→ **任务要求**
从下方选段中一字不差地引出一段原文，从含有“翻开福州中院民二庭法官林星星”的地方开始，到“多位债权人通知即将提起诉讼。”处结束。

→ **选段摘录**
◇ ◇ ◇ ◇
该案涉及建设工程领域的建材买卖的合同相对方认定,又涉及六方当事人,且数次的诉讼拉锯,案卷早已变成厚厚的数卷,法律关系疑难复杂,各方当事人分歧较大。
“这个案件即使依法下判,但一纸判决并不能彻底定纷止争,结案后还可能衍生数个合同纠纷或追偿权纠纷案件。”身为案件承办法官的苏维海意识到,只有调解才能一竿子解决各方争议,才能真正地案结事了。
但因各方争议较大,两次开庭询问中各方情绪都剑拔弩张,调解工作开展得异常艰难。苏维海决定先采用“背靠背”的方式进行协调,分别与各方当事人约定时间,通过沟通释理的方式,从案件的缘起、各方现实处境、利益得失等方面对A 公司、B公司、王某等人进行劝导纾解。此后的十个月里,苏维海及法官助理林颖与各方当事人进行了数十次的会面、电话与网络沟通,才最终解开各方的心结、法结、案结。
该案的妥善化解,是福州中院坚持院领导带头办案、实质性化解矛盾纠纷的一个缩影。
作为调解体系的重要组成部分,商事调解在国家治理中的地位日益重要。推进诉讼调解促进商事纠纷“一揽子”化解是福州中院近年来的“攻坚”方向,为此,福州中院逐步健全完善领导干部带头办案制度,以“头雁效应”激发“群雁活力”,办理矛盾突出、化解难度大的“钉子案”“骨头案”。
始于办案,又不止于办案。如今的福州中院,像苏维海这样院领导带头攻坚疑难复杂和新类型案件,轮流与青年法官、法官助理组成办案团队,发挥“传帮带”作用,促进矛盾纠纷在前端化解的场景并不少见。数据显示,2023年以来,福州中院院庭领导共带头调解民商事案件293件。
联合调解
助推“一案调,多案结”
翻开福州中院民二庭法官林星星的一份庭审提纲,里面密密麻麻写着案件的争议焦点、调查问题,以及与案件相关的复杂成因、诉讼困境。
这是一起典型的建设工程施工合同纠纷案件。2014年5月,A公司与B公司签订建设工程施工合同和补充协议,约定由B公司承包某地块部分工程,黄某为总包负责人。工程竣工验收合格后,黄某因B公司、A公司欠付工程款,遂起诉要求A公司支付工程款2.1亿余元及逾期付款利息3800余万元。
一审法院判决A公司向黄某支付工程款1.6亿余元及利息后,黄某、A公司均提出上诉。其间,B公司另外提起两起诉讼,分别要求黄某支付税管费2100余万元及借款1500余万元。黄某还因项目建设向案外人借款3500余万元、欠付手下班组大量款项,已被多位债权人通知即将提起诉讼。
该案法律关系复杂,牵扯面广,审理难度大,且又涉及保交楼项目,属于房地产重点风险领域。“本案衍生诉讼多、审理周期长,涉诉当事人被案件‘拖垮’的情况极有可能出现。”在庭审结束后,案件研判分析会上,审判长李宁坦言,“本案判决要达到多方共赢,很难。”
◇ ◇ ◇ ◇
→ **所给数据**

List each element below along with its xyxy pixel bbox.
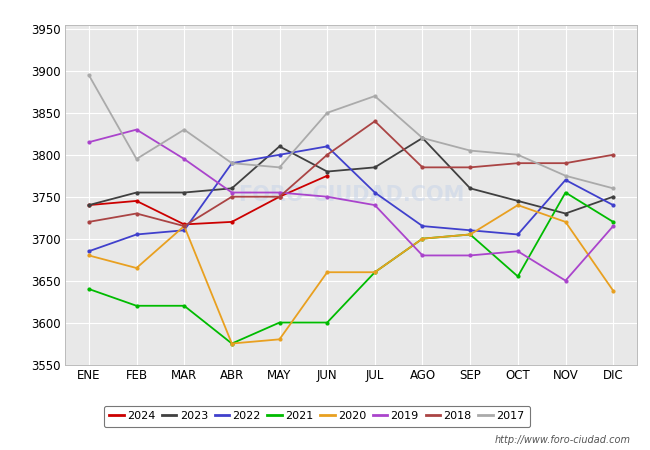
Text: http://www.foro-ciudad.com: http://www.foro-ciudad.com — [495, 435, 630, 445]
Legend: 2024, 2023, 2022, 2021, 2020, 2019, 2018, 2017: 2024, 2023, 2022, 2021, 2020, 2019, 2018… — [103, 406, 530, 427]
Text: Afiliados en Ordes a 31/5/2024: Afiliados en Ordes a 31/5/2024 — [190, 9, 460, 27]
Text: FORO-CIUDAD.COM: FORO-CIUDAD.COM — [238, 184, 464, 205]
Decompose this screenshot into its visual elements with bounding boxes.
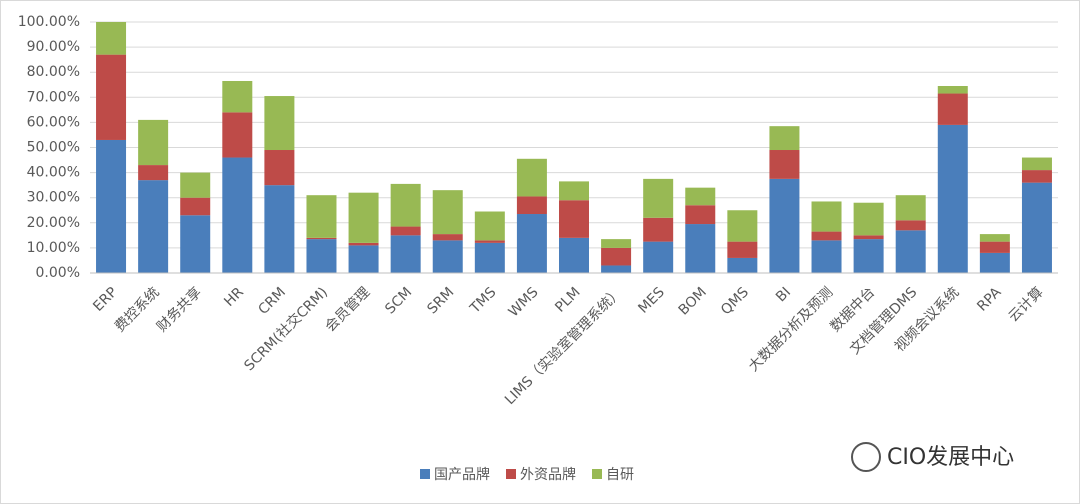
y-tick-label: 30.00% [27, 190, 80, 206]
bar-segment [979, 234, 1010, 242]
bar-segment [222, 157, 253, 273]
bar-segment [474, 242, 505, 273]
bar-segment [853, 202, 884, 236]
bar-segment [769, 150, 800, 179]
legend-label: 自研 [606, 467, 634, 483]
legend-label: 外资品牌 [520, 466, 576, 483]
y-tick-label: 60.00% [27, 114, 80, 130]
bar-segment [516, 158, 547, 197]
y-tick-label: 40.00% [27, 165, 80, 181]
bar-segment [811, 231, 842, 241]
bar-segment [474, 240, 505, 243]
bar-segment [601, 247, 632, 266]
bar-segment [643, 241, 674, 273]
bar-segment [559, 200, 589, 238]
bar-segment [853, 239, 884, 273]
y-tick-label: 70.00% [27, 89, 80, 105]
legend-swatch [592, 469, 602, 479]
bar-segment [727, 241, 758, 258]
bar-segment [811, 201, 842, 232]
bar-segment [222, 80, 253, 113]
y-tick-label: 50.00% [27, 140, 80, 156]
bar-segment [811, 240, 842, 273]
bar-segment [138, 180, 169, 273]
y-tick-label: 90.00% [27, 39, 80, 55]
bar-segment [685, 187, 716, 206]
bar-segment [432, 240, 463, 273]
bar-segment [474, 211, 505, 241]
bar-segment [1021, 157, 1052, 171]
bar-segment [937, 124, 968, 273]
bar-segment [979, 252, 1010, 273]
bar-segment [979, 241, 1010, 253]
bar-segment [895, 230, 926, 273]
bar-segment [769, 126, 800, 151]
y-tick-label: 100.00% [18, 14, 80, 30]
bar-segment [306, 239, 337, 273]
bar-segment [1021, 170, 1052, 183]
y-tick-label: 80.00% [27, 64, 80, 80]
bar-segment [306, 195, 337, 238]
bar-segment [264, 96, 295, 151]
bar-segment [727, 210, 758, 242]
bar-segment [306, 237, 337, 240]
y-tick-label: 20.00% [27, 215, 80, 231]
brand-icon [851, 442, 881, 472]
bar-segment [516, 214, 547, 273]
bar-segment [937, 86, 968, 94]
y-tick-label: 10.00% [27, 240, 80, 256]
bar-segment [516, 196, 547, 215]
bar-segment [685, 224, 716, 273]
bar-segment [180, 215, 211, 273]
bar-segment [348, 245, 379, 273]
legend-label: 国产品牌 [434, 466, 490, 483]
bar-segment [96, 139, 127, 273]
bar-segment [601, 265, 632, 273]
brand-logo: CIO发展中心 [851, 442, 1014, 472]
bar-segment [390, 235, 421, 273]
bar-segment [222, 112, 253, 158]
bar-segment [559, 181, 589, 201]
bar-segment [559, 237, 589, 273]
bar-segment [180, 197, 211, 216]
bar-segment [769, 178, 800, 273]
bar-segment [96, 54, 127, 140]
bar-segment [432, 190, 463, 235]
legend-swatch [420, 469, 430, 479]
bar-segment [853, 235, 884, 240]
bar-segment [390, 183, 421, 227]
bar-segment [937, 93, 968, 125]
bar-segment [685, 205, 716, 225]
bar-segment [432, 234, 463, 241]
y-tick-label: 0.00% [36, 265, 80, 281]
legend-swatch [506, 469, 516, 479]
bar-segment [348, 192, 379, 243]
bar-segment [727, 257, 758, 273]
bar-segment [138, 165, 169, 181]
bar-segment [96, 22, 127, 55]
bar-segment [264, 185, 295, 273]
bar-segment [895, 220, 926, 231]
bar-segment [180, 172, 211, 198]
bar-segment [643, 178, 674, 218]
bar-segment [895, 195, 926, 221]
legend: 国产品牌 外资品牌 自研 [420, 466, 634, 483]
bar-segment [390, 226, 421, 236]
bar-segment [264, 150, 295, 186]
bar-segment [643, 217, 674, 242]
brand-text: CIO发展中心 [887, 445, 1014, 470]
bar-segment [1021, 182, 1052, 273]
bar-segment [138, 119, 169, 166]
bar-segment [348, 242, 379, 246]
bar-segment [601, 239, 632, 248]
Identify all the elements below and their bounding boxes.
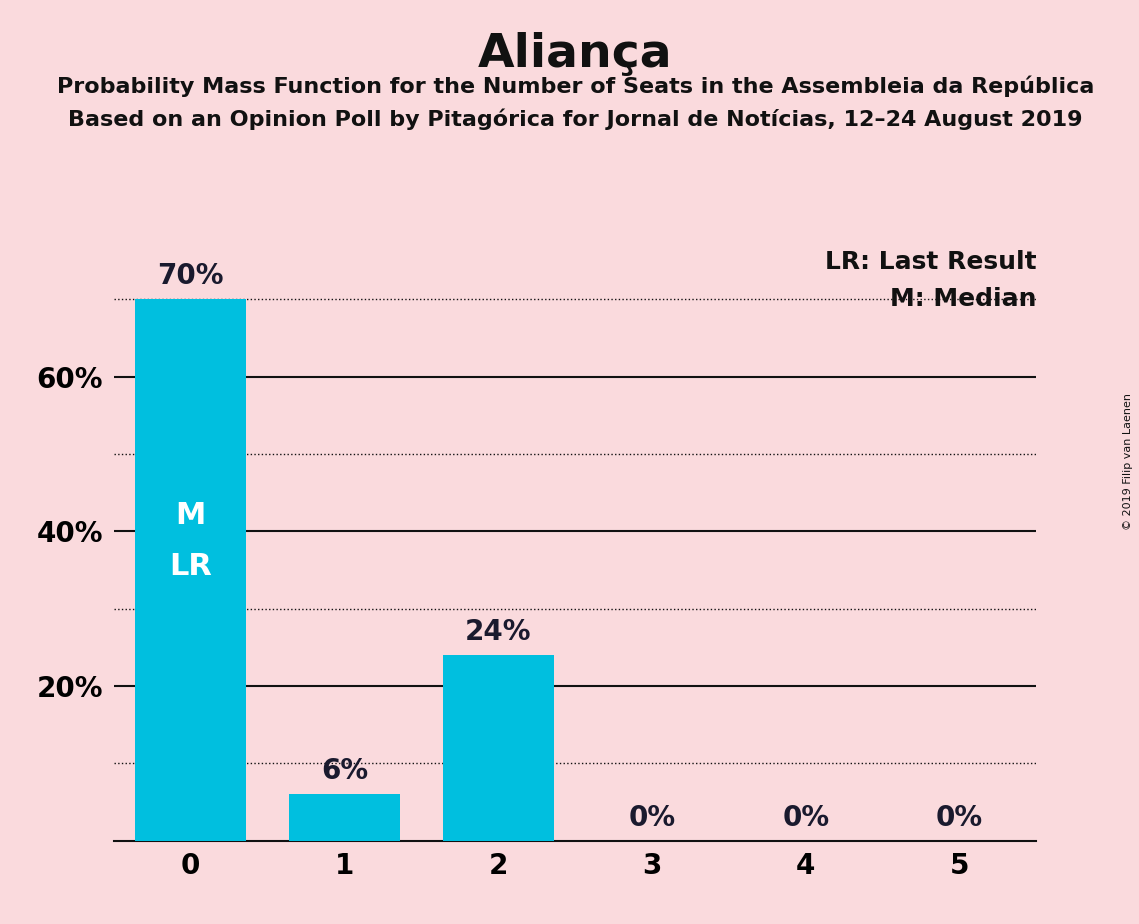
Text: 70%: 70% [157, 261, 224, 290]
Bar [289, 795, 400, 841]
Text: LR: LR [170, 552, 212, 580]
Text: 0%: 0% [936, 804, 983, 832]
Text: Based on an Opinion Poll by Pitagórica for Jornal de Notícias, 12–24 August 2019: Based on an Opinion Poll by Pitagórica f… [68, 108, 1082, 129]
Text: M: Median: M: Median [890, 287, 1036, 311]
Text: © 2019 Filip van Laenen: © 2019 Filip van Laenen [1123, 394, 1133, 530]
Text: M: M [175, 502, 206, 530]
Bar [443, 655, 554, 841]
Text: LR: Last Result: LR: Last Result [825, 250, 1036, 274]
Bar [136, 299, 246, 841]
Text: 6%: 6% [321, 757, 368, 785]
Text: 24%: 24% [465, 618, 532, 646]
Text: Probability Mass Function for the Number of Seats in the Assembleia da República: Probability Mass Function for the Number… [57, 76, 1093, 97]
Text: Aliança: Aliança [478, 32, 672, 78]
Text: 0%: 0% [782, 804, 829, 832]
Text: 0%: 0% [629, 804, 675, 832]
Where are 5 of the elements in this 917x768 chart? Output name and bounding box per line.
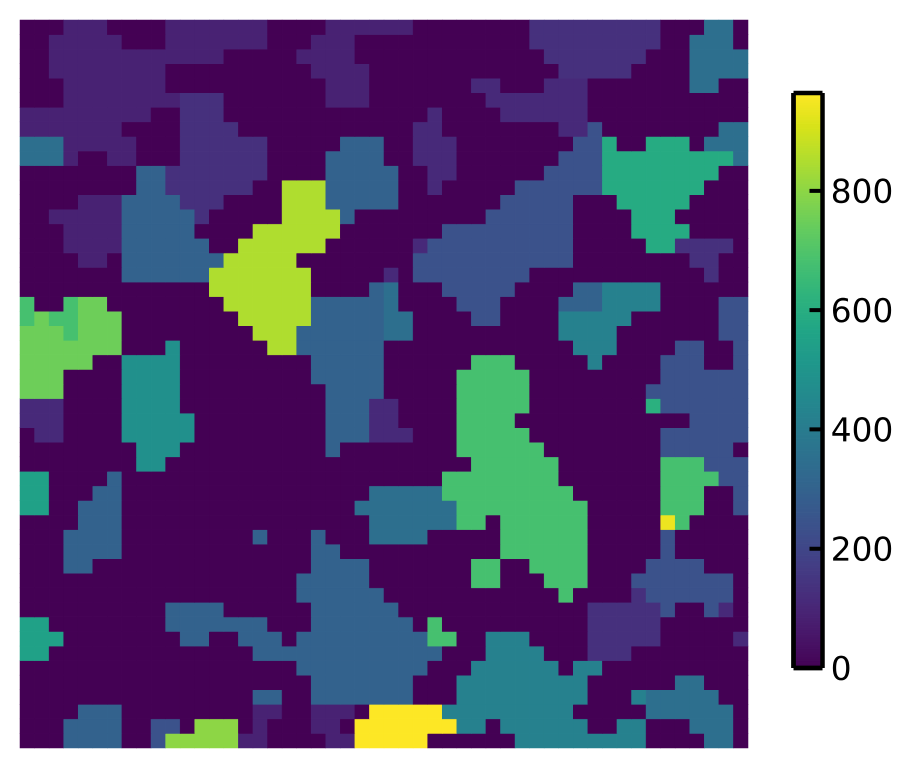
color-bar-label: 600 xyxy=(833,298,892,323)
color-bar-label: 0 xyxy=(832,656,850,680)
color-bar-label: 200 xyxy=(833,536,892,562)
color-bar-label: 400 xyxy=(832,417,892,442)
color-bar-label: 800 xyxy=(832,178,892,204)
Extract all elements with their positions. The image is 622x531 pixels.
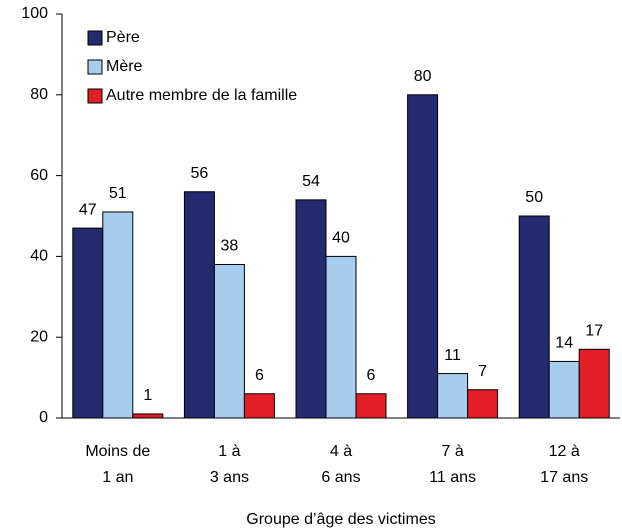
y-tick-label: 20 [30, 328, 48, 345]
bar [467, 389, 499, 419]
y-tick-label: 60 [30, 167, 48, 184]
bar [325, 255, 357, 419]
legend-swatch [87, 88, 103, 104]
data-label: 80 [414, 68, 432, 85]
bar [183, 191, 215, 419]
data-label: 7 [478, 363, 487, 380]
data-label: 11 [444, 347, 461, 364]
bar [437, 373, 469, 419]
bar [295, 199, 327, 419]
bar [518, 215, 550, 419]
data-label: 40 [332, 230, 350, 247]
data-label: 47 [79, 201, 97, 218]
bar [132, 413, 164, 419]
bar [72, 227, 104, 419]
bar [578, 348, 610, 419]
bar [355, 393, 387, 419]
legend-label: Autre membre de la famille [106, 87, 297, 104]
y-tick-label: 100 [21, 5, 48, 22]
data-label: 51 [109, 185, 127, 202]
x-tick-label: 1 an [102, 469, 133, 486]
x-tick-label: 11 ans [429, 469, 476, 486]
y-tick-label: 0 [39, 409, 48, 426]
bar [407, 94, 439, 419]
bar [243, 393, 275, 419]
x-tick-label: 17 ans [540, 469, 588, 486]
x-axis-title: Groupe d’âge des victimes [246, 511, 435, 528]
x-tick-label: 12 à [549, 443, 580, 460]
x-tick-label: 6 ans [321, 469, 360, 486]
data-label: 38 [221, 238, 239, 255]
x-tick-label: 1 à [218, 443, 240, 460]
x-tick-label: 7 à [441, 443, 463, 460]
x-tick-label: Moins de [85, 443, 150, 460]
legend-label: Mère [106, 58, 143, 75]
legend-swatch [87, 59, 103, 75]
data-label: 1 [143, 387, 152, 404]
data-label: 17 [585, 323, 603, 340]
x-tick-label: 4 à [330, 443, 352, 460]
legend-swatch [87, 30, 103, 46]
data-label: 56 [191, 165, 209, 182]
data-label: 6 [255, 367, 264, 384]
legend-label: Père [106, 29, 140, 46]
y-tick-label: 40 [30, 248, 48, 265]
x-tick-label: 3 ans [210, 469, 249, 486]
bar [213, 263, 245, 419]
bar [548, 360, 580, 419]
bar [102, 211, 134, 419]
data-label: 54 [302, 173, 320, 190]
y-tick-label: 80 [30, 86, 48, 103]
data-label: 14 [555, 335, 573, 352]
data-label: 50 [525, 189, 543, 206]
data-label: 6 [367, 367, 376, 384]
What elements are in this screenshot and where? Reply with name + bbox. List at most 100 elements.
◇ ◇ ◇ ◇
→ **本题结果**
翻开福州中院民二庭法官林星星的一份庭审提纲,里面密密麻麻写着案件的争议焦点、调查问题,以及与案件相关的复杂成因、诉讼困境。
这是一起典型的建设工程施工合同纠纷案件。2014年5月,A公司与B公司签订建设工程施工合同和补充协议,约定由B公司承包某地块部分工程,黄某为总包负责人。工程竣工验收合格后,黄某因B公司、A公司欠付工程款,遂起诉要求A公司支付工程款2.1亿余元及逾期付款利息3800余万元。
一审法院判决A公司向黄某支付工程款1.6亿余元及利息后,黄某、A公司均提出上诉。其间,B公司另外提起两起诉讼,分别要求黄某支付税管费2100余万元及借款1500余万元。黄某还因项目建设向案外人借款3500余万元、欠付手下班组大量款项,已被多位债权人通知即将提起诉讼。